> **TASK OBJECTIVE**
Set down the data below without change, skipping the pictures it holds.

Begin MATERIAL TO PROCESS

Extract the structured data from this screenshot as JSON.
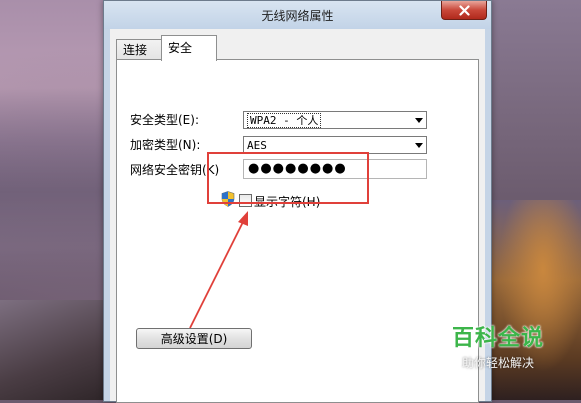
{
  "window": {
    "title": "无线网络属性"
  },
  "tabs": [
    {
      "label": "连接",
      "active": false
    },
    {
      "label": "安全",
      "active": true
    }
  ],
  "security": {
    "type_label": "安全类型(E):",
    "type_value": "WPA2 - 个人",
    "encryption_label": "加密类型(N):",
    "encryption_value": "AES",
    "key_label": "网络安全密钥(K)",
    "key_value": "●●●●●●●●",
    "show_chars_label": "显示字符(H)",
    "show_chars_checked": false
  },
  "advanced_button": "高级设置(D)",
  "watermark": {
    "title": "百科全说",
    "subtitle": "助你轻松解决"
  },
  "colors": {
    "highlight": "#e0403a",
    "watermark": "#3cb54a"
  }
}
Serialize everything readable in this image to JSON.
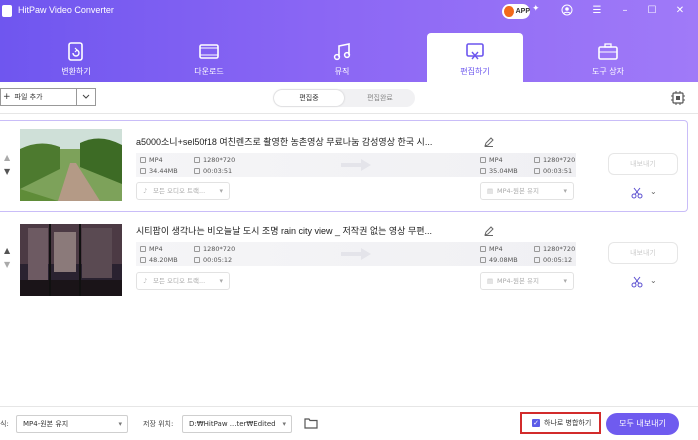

End MATERIAL TO PROCESS

> **SOLUTION**
Extract the structured data from this screenshot as JSON.
{
  "window": {
    "title": "无线网络属性"
  },
  "tabs": [
    {
      "label": "连接",
      "active": false
    },
    {
      "label": "安全",
      "active": true
    }
  ],
  "security": {
    "type_label": "安全类型(E):",
    "type_value": "WPA2 - 个人",
    "encryption_label": "加密类型(N):",
    "encryption_value": "AES",
    "key_label": "网络安全密钥(K)",
    "key_value": "●●●●●●●●",
    "show_chars_label": "显示字符(H)",
    "show_chars_checked": false
  },
  "advanced_button": "高级设置(D)",
  "watermark": {
    "title": "百科全说",
    "subtitle": "助你轻松解决"
  },
  "colors": {
    "highlight": "#e0403a",
    "watermark": "#3cb54a"
  }
}
Serialize everything readable in this image to JSON.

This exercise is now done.